● Given data:
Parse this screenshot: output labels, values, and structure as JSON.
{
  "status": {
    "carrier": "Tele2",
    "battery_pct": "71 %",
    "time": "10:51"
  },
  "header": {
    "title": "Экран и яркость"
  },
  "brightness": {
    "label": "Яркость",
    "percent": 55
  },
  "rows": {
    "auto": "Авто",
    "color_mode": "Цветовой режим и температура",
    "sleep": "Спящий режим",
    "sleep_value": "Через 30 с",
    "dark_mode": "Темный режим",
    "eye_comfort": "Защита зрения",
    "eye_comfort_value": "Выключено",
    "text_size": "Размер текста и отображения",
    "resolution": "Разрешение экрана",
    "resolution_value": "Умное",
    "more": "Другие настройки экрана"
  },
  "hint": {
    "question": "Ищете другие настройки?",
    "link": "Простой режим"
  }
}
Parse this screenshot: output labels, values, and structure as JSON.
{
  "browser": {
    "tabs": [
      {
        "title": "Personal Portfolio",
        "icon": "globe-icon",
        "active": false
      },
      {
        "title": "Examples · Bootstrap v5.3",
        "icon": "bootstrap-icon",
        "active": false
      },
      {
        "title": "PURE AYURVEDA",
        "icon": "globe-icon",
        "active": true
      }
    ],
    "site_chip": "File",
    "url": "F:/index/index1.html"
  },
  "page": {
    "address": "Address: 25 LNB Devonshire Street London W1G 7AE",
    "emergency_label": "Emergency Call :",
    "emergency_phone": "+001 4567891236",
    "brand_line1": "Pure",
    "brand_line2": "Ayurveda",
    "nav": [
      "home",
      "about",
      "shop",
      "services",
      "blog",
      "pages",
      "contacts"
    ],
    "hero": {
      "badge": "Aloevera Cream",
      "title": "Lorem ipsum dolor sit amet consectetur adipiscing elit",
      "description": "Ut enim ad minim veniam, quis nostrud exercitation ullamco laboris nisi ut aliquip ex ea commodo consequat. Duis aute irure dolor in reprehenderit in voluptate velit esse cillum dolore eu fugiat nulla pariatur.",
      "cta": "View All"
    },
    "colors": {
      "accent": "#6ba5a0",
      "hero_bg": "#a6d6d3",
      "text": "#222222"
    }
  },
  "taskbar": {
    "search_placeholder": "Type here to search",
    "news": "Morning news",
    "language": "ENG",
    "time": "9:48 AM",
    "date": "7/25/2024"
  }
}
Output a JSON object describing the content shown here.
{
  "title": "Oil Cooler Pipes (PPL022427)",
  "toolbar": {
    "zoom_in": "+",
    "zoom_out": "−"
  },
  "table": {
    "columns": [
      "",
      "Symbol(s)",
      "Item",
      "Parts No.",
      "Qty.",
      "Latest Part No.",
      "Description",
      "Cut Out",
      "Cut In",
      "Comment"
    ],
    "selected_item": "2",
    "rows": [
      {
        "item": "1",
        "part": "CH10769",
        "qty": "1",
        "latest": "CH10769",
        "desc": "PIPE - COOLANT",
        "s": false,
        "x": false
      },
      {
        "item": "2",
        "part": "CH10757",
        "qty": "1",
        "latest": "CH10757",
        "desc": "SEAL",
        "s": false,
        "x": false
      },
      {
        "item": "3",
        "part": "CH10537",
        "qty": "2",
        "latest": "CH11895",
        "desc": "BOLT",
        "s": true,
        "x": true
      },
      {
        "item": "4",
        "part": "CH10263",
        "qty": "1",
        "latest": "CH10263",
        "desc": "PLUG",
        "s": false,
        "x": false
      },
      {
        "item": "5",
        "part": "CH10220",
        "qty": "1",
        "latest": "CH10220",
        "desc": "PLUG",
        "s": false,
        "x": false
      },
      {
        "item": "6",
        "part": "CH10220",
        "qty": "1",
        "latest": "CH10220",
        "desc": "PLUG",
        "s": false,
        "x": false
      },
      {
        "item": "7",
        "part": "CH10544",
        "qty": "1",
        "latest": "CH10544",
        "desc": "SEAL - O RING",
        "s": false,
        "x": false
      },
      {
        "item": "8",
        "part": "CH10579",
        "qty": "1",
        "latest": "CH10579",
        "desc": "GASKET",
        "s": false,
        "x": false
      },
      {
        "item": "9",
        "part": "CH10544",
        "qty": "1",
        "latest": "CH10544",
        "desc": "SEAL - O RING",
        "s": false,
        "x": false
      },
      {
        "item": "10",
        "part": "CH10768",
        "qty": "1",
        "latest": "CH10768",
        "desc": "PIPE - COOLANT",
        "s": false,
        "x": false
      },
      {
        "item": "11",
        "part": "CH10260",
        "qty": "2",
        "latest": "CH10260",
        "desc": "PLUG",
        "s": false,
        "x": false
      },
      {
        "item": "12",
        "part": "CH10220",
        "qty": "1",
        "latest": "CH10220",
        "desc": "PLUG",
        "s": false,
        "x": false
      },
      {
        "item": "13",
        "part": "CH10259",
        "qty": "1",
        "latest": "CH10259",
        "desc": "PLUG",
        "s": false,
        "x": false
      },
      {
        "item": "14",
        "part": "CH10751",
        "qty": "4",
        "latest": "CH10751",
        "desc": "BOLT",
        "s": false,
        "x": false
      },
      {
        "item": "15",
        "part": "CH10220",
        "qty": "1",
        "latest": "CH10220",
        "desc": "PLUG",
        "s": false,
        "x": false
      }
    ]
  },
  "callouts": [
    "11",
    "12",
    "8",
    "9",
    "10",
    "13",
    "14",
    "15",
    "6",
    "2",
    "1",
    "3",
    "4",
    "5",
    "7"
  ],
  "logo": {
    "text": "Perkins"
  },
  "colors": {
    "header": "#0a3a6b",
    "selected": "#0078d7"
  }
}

● Task brief: Copy the material above verbatim.

● Solution to this problem:
Parse this screenshot: output labels, values, and structure as JSON.
{
  "status": {
    "carrier": "Tele2",
    "battery_pct": "71 %",
    "time": "10:51"
  },
  "header": {
    "title": "Экран и яркость"
  },
  "brightness": {
    "label": "Яркость",
    "percent": 55
  },
  "rows": {
    "auto": "Авто",
    "color_mode": "Цветовой режим и температура",
    "sleep": "Спящий режим",
    "sleep_value": "Через 30 с",
    "dark_mode": "Темный режим",
    "eye_comfort": "Защита зрения",
    "eye_comfort_value": "Выключено",
    "text_size": "Размер текста и отображения",
    "resolution": "Разрешение экрана",
    "resolution_value": "Умное",
    "more": "Другие настройки экрана"
  },
  "hint": {
    "question": "Ищете другие настройки?",
    "link": "Простой режим"
  }
}
Parse this screenshot: output labels, values, and structure as JSON.
{
  "browser": {
    "tabs": [
      {
        "title": "Personal Portfolio",
        "icon": "globe-icon",
        "active": false
      },
      {
        "title": "Examples · Bootstrap v5.3",
        "icon": "bootstrap-icon",
        "active": false
      },
      {
        "title": "PURE AYURVEDA",
        "icon": "globe-icon",
        "active": true
      }
    ],
    "site_chip": "File",
    "url": "F:/index/index1.html"
  },
  "page": {
    "address": "Address: 25 LNB Devonshire Street London W1G 7AE",
    "emergency_label": "Emergency Call :",
    "emergency_phone": "+001 4567891236",
    "brand_line1": "Pure",
    "brand_line2": "Ayurveda",
    "nav": [
      "home",
      "about",
      "shop",
      "services",
      "blog",
      "pages",
      "contacts"
    ],
    "hero": {
      "badge": "Aloevera Cream",
      "title": "Lorem ipsum dolor sit amet consectetur adipiscing elit",
      "description": "Ut enim ad minim veniam, quis nostrud exercitation ullamco laboris nisi ut aliquip ex ea commodo consequat. Duis aute irure dolor in reprehenderit in voluptate velit esse cillum dolore eu fugiat nulla pariatur.",
      "cta": "View All"
    },
    "colors": {
      "accent": "#6ba5a0",
      "hero_bg": "#a6d6d3",
      "text": "#222222"
    }
  },
  "taskbar": {
    "search_placeholder": "Type here to search",
    "news": "Morning news",
    "language": "ENG",
    "time": "9:48 AM",
    "date": "7/25/2024"
  }
}
Output a JSON object describing the content shown here.
{
  "title": "Oil Cooler Pipes (PPL022427)",
  "toolbar": {
    "zoom_in": "+",
    "zoom_out": "−"
  },
  "table": {
    "columns": [
      "",
      "Symbol(s)",
      "Item",
      "Parts No.",
      "Qty.",
      "Latest Part No.",
      "Description",
      "Cut Out",
      "Cut In",
      "Comment"
    ],
    "selected_item": "2",
    "rows": [
      {
        "item": "1",
        "part": "CH10769",
        "qty": "1",
        "latest": "CH10769",
        "desc": "PIPE - COOLANT",
        "s": false,
        "x": false
      },
      {
        "item": "2",
        "part": "CH10757",
        "qty": "1",
        "latest": "CH10757",
        "desc": "SEAL",
        "s": false,
        "x": false
      },
      {
        "item": "3",
        "part": "CH10537",
        "qty": "2",
        "latest": "CH11895",
        "desc": "BOLT",
        "s": true,
        "x": true
      },
      {
        "item": "4",
        "part": "CH10263",
        "qty": "1",
        "latest": "CH10263",
        "desc": "PLUG",
        "s": false,
        "x": false
      },
      {
        "item": "5",
        "part": "CH10220",
        "qty": "1",
        "latest": "CH10220",
        "desc": "PLUG",
        "s": false,
        "x": false
      },
      {
        "item": "6",
        "part": "CH10220",
        "qty": "1",
        "latest": "CH10220",
        "desc": "PLUG",
        "s": false,
        "x": false
      },
      {
        "item": "7",
        "part": "CH10544",
        "qty": "1",
        "latest": "CH10544",
        "desc": "SEAL - O RING",
        "s": false,
        "x": false
      },
      {
        "item": "8",
        "part": "CH10579",
        "qty": "1",
        "latest": "CH10579",
        "desc": "GASKET",
        "s": false,
        "x": false
      },
      {
        "item": "9",
        "part": "CH10544",
        "qty": "1",
        "latest": "CH10544",
        "desc": "SEAL - O RING",
        "s": false,
        "x": false
      },
      {
        "item": "10",
        "part": "CH10768",
        "qty": "1",
        "latest": "CH10768",
        "desc": "PIPE - COOLANT",
        "s": false,
        "x": false
      },
      {
        "item": "11",
        "part": "CH10260",
        "qty": "2",
        "latest": "CH10260",
        "desc": "PLUG",
        "s": false,
        "x": false
      },
      {
        "item": "12",
        "part": "CH10220",
        "qty": "1",
        "latest": "CH10220",
        "desc": "PLUG",
        "s": false,
        "x": false
      },
      {
        "item": "13",
        "part": "CH10259",
        "qty": "1",
        "latest": "CH10259",
        "desc": "PLUG",
        "s": false,
        "x": false
      },
      {
        "item": "14",
        "part": "CH10751",
        "qty": "4",
        "latest": "CH10751",
        "desc": "BOLT",
        "s": false,
        "x": false
      },
      {
        "item": "15",
        "part": "CH10220",
        "qty": "1",
        "latest": "CH10220",
        "desc": "PLUG",
        "s": false,
        "x": false
      }
    ]
  },
  "callouts": [
    "11",
    "12",
    "8",
    "9",
    "10",
    "13",
    "14",
    "15",
    "6",
    "2",
    "1",
    "3",
    "4",
    "5",
    "7"
  ],
  "logo": {
    "text": "Perkins"
  },
  "colors": {
    "header": "#0a3a6b",
    "selected": "#0078d7"
  }
}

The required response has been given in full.